> Data supplied:
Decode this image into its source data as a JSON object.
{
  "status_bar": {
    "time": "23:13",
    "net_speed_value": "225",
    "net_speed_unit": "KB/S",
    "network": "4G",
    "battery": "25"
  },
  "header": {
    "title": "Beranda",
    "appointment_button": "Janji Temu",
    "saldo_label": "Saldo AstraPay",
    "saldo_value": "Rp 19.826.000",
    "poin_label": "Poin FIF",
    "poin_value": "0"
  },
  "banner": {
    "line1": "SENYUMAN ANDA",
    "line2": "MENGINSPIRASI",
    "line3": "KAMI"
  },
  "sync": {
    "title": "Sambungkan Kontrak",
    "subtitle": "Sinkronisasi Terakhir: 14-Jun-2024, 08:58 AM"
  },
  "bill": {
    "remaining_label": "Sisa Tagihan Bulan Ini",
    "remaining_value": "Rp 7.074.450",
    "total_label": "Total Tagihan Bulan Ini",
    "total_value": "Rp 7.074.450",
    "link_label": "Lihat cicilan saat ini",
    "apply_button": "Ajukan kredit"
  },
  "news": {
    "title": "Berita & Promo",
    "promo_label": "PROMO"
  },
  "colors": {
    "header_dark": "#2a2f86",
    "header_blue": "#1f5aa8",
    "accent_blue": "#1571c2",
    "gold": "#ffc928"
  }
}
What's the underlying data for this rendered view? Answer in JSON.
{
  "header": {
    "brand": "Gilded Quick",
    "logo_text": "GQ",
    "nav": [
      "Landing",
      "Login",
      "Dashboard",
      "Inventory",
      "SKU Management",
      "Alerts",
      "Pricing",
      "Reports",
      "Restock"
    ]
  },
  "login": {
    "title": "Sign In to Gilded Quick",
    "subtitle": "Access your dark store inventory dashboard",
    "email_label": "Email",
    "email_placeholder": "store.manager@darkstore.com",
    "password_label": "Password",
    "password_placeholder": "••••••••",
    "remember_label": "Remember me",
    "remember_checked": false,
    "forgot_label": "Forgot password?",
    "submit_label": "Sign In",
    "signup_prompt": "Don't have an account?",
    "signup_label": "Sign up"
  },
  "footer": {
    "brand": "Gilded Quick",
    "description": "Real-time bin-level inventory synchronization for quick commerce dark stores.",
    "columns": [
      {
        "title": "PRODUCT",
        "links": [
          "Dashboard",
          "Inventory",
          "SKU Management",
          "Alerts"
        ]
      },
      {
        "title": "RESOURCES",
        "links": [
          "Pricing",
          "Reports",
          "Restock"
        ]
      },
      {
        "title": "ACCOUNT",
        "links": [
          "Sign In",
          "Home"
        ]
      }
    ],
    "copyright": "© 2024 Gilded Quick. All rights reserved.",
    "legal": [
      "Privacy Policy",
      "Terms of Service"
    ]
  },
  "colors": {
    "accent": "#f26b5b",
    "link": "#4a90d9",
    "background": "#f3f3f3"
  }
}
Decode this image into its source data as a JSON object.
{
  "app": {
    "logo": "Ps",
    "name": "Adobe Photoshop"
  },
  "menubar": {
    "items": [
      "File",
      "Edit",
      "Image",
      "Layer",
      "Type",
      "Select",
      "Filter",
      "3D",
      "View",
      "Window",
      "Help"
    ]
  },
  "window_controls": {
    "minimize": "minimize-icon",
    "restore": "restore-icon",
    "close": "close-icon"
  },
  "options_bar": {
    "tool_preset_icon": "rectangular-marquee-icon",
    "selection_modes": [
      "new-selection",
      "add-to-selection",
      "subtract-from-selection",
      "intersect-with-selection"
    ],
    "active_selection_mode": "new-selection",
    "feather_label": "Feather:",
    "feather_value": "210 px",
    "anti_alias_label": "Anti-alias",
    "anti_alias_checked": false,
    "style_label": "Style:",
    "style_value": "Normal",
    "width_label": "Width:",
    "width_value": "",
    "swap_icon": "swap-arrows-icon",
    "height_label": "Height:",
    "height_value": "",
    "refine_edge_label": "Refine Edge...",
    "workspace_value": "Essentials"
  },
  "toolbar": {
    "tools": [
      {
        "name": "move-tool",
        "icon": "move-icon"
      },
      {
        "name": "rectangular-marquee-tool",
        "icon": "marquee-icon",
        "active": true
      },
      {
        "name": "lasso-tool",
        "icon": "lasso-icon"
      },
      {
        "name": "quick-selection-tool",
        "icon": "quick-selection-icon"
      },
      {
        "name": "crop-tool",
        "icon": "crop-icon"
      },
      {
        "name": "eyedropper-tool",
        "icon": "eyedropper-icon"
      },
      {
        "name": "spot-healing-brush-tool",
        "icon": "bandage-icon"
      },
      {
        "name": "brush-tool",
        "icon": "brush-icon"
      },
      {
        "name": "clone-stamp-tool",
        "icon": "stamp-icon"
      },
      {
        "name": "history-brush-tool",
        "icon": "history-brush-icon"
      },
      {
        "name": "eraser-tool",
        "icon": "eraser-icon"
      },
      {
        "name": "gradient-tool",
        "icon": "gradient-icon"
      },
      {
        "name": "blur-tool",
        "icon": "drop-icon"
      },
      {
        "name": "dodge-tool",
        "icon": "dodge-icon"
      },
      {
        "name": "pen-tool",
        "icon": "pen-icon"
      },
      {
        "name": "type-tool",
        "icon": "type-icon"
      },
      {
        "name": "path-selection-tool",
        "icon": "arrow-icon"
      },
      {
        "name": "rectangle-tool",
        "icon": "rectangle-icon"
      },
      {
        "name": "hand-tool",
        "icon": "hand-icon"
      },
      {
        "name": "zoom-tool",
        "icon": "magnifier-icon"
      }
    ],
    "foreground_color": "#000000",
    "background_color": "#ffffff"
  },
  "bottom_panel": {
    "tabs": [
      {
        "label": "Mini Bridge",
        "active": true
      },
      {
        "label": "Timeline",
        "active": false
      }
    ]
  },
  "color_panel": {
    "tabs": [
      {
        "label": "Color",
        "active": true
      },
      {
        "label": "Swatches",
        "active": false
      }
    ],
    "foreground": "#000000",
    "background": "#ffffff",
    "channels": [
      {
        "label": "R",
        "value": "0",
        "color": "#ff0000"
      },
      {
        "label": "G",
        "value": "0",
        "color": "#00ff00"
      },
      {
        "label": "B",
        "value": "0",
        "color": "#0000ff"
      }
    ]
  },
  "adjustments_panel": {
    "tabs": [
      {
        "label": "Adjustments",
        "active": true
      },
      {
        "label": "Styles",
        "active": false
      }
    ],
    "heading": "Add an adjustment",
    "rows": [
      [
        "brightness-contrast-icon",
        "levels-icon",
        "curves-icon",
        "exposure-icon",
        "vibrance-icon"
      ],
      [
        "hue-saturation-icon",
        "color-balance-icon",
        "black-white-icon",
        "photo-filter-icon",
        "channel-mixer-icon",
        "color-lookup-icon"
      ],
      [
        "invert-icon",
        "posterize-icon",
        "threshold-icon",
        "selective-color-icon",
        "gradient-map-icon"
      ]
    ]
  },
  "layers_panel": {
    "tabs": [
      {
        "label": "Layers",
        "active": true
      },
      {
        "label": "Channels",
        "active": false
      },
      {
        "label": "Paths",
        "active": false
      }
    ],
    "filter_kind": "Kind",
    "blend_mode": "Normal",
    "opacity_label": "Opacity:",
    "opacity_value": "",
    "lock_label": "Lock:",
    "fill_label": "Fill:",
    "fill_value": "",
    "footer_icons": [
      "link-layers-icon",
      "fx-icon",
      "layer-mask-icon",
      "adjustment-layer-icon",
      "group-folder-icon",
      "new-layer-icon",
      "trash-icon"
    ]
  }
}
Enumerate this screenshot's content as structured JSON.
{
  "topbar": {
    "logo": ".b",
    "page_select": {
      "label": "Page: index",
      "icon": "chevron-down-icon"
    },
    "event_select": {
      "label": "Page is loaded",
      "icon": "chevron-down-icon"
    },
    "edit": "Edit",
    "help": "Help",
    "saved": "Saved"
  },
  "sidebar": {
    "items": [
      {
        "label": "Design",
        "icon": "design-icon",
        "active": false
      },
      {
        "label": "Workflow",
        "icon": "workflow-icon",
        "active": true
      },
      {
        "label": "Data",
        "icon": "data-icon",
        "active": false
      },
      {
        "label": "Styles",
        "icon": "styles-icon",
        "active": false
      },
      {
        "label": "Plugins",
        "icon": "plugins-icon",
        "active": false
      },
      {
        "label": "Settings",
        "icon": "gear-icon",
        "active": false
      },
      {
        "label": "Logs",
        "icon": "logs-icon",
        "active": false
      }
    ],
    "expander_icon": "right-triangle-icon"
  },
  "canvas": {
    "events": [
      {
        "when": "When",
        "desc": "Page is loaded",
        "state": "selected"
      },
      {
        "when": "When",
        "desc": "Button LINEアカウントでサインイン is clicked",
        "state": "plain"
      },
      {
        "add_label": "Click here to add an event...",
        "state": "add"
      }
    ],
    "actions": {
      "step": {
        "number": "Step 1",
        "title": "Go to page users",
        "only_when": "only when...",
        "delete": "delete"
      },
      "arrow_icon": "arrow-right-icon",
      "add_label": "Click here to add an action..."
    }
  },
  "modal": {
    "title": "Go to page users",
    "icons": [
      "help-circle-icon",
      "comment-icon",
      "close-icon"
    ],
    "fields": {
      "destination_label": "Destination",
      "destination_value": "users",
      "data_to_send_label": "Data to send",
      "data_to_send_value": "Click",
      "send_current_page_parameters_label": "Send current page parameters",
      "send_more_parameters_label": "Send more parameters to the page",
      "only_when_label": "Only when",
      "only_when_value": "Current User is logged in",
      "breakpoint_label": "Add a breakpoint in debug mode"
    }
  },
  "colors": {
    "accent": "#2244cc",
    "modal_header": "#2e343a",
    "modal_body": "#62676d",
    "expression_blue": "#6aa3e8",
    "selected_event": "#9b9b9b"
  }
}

> Given task: Of all the lines above, how many contain "rectangle"? Give the number and nothing more.

> Answer: 2